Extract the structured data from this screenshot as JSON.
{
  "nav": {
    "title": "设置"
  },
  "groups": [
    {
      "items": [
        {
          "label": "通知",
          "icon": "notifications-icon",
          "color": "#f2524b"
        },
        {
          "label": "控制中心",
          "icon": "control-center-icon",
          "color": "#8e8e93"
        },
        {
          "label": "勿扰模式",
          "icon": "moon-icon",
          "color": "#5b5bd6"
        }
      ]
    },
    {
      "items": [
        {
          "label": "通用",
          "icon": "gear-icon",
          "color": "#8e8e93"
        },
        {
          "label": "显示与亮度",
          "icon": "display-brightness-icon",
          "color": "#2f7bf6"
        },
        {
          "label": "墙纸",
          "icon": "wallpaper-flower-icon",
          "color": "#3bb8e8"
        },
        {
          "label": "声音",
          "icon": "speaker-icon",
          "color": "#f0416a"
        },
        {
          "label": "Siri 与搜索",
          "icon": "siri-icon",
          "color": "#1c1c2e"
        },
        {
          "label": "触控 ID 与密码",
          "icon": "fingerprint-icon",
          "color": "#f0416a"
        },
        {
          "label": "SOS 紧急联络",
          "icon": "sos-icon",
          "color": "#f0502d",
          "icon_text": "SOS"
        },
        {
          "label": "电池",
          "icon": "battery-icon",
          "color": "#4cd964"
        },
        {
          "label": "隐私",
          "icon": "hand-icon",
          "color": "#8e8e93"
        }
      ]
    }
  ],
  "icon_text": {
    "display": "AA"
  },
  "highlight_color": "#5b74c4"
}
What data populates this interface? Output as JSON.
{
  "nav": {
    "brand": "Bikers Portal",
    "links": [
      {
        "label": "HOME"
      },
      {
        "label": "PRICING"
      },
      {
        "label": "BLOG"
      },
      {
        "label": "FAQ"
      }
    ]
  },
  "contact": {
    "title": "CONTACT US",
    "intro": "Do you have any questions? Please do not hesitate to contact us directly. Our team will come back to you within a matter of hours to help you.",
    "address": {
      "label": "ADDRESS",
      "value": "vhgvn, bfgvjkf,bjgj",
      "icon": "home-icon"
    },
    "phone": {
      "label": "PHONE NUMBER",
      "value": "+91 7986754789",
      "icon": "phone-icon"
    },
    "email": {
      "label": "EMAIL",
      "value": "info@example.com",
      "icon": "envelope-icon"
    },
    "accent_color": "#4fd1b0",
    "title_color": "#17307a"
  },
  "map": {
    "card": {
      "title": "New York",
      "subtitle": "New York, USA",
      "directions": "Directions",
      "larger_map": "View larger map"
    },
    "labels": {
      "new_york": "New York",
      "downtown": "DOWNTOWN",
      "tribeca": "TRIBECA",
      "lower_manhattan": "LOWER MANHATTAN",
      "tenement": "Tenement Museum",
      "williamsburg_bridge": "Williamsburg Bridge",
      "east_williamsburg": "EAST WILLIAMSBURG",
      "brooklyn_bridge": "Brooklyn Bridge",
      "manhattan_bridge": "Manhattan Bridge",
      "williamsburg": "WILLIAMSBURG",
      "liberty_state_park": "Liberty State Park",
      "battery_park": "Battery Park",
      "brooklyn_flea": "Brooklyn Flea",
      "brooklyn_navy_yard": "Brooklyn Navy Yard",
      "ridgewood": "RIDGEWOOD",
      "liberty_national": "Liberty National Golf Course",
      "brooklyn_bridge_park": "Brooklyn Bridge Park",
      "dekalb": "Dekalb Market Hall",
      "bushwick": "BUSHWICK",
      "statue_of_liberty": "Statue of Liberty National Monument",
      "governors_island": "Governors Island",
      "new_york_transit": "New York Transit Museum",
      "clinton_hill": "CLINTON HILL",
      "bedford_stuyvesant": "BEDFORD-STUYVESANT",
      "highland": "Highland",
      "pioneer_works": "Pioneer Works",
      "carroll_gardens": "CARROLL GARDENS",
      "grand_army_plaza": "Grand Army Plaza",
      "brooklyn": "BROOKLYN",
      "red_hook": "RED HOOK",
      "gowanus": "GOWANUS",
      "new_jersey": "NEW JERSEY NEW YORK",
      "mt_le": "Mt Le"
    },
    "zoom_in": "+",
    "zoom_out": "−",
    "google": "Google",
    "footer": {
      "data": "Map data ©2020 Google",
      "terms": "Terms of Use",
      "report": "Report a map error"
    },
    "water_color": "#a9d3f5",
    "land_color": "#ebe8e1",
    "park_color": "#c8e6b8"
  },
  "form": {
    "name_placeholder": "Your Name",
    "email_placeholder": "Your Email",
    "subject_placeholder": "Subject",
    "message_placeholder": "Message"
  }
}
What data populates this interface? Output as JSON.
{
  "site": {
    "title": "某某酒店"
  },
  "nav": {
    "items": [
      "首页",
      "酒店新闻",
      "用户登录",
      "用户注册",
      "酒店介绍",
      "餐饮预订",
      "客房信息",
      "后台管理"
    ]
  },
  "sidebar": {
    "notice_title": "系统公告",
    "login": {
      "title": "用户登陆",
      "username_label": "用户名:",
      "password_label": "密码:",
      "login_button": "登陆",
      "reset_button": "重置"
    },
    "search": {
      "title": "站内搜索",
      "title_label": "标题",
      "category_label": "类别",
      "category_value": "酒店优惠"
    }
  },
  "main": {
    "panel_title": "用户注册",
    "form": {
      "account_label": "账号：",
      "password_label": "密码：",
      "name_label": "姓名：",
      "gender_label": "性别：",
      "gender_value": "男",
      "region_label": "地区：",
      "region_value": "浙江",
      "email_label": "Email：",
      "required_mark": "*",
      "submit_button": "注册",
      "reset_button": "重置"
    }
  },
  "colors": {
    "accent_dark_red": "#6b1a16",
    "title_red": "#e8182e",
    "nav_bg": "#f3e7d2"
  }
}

⁂

Exercise objective:
Report only how many lines in the entries contain "Bridge".

Finished task:
4